[start of INFORMATION SUPPLIED]

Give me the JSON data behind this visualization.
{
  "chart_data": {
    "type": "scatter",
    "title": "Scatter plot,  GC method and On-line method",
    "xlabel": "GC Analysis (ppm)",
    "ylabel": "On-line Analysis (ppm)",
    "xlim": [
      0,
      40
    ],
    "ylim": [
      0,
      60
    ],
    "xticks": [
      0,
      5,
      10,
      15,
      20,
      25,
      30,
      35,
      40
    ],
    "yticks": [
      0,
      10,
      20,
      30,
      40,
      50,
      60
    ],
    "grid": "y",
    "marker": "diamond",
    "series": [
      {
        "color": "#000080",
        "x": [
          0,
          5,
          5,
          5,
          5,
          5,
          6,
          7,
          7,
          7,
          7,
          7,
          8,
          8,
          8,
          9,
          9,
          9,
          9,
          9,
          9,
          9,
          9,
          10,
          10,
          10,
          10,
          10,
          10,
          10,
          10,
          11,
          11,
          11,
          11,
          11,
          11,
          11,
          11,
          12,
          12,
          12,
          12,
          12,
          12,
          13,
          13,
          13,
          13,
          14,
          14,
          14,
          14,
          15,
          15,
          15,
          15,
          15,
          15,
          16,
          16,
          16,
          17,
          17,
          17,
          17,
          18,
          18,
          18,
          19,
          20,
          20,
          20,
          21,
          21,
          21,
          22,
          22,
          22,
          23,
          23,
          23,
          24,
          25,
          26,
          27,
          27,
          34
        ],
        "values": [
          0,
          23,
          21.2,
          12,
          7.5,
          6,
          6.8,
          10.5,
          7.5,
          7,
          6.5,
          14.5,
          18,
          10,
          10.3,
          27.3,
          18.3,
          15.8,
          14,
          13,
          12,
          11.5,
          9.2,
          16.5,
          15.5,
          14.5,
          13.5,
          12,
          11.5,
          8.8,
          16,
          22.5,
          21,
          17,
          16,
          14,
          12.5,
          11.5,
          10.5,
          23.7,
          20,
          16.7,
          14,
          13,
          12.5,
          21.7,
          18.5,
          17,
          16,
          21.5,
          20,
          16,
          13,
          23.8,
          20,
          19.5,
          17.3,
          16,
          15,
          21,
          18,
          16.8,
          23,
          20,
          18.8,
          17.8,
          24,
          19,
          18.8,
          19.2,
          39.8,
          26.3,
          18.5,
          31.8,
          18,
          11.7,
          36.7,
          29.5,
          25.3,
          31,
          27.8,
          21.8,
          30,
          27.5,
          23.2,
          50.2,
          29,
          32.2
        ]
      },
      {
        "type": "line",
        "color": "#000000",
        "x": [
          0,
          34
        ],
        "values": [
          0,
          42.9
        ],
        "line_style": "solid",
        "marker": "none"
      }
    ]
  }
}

[end of INFORMATION SUPPLIED]

◆ YOUR GOAL
Across the entries, how many lines contain "Analysis"? Reply with the number only.

◆ EXPECTED ANSWER
2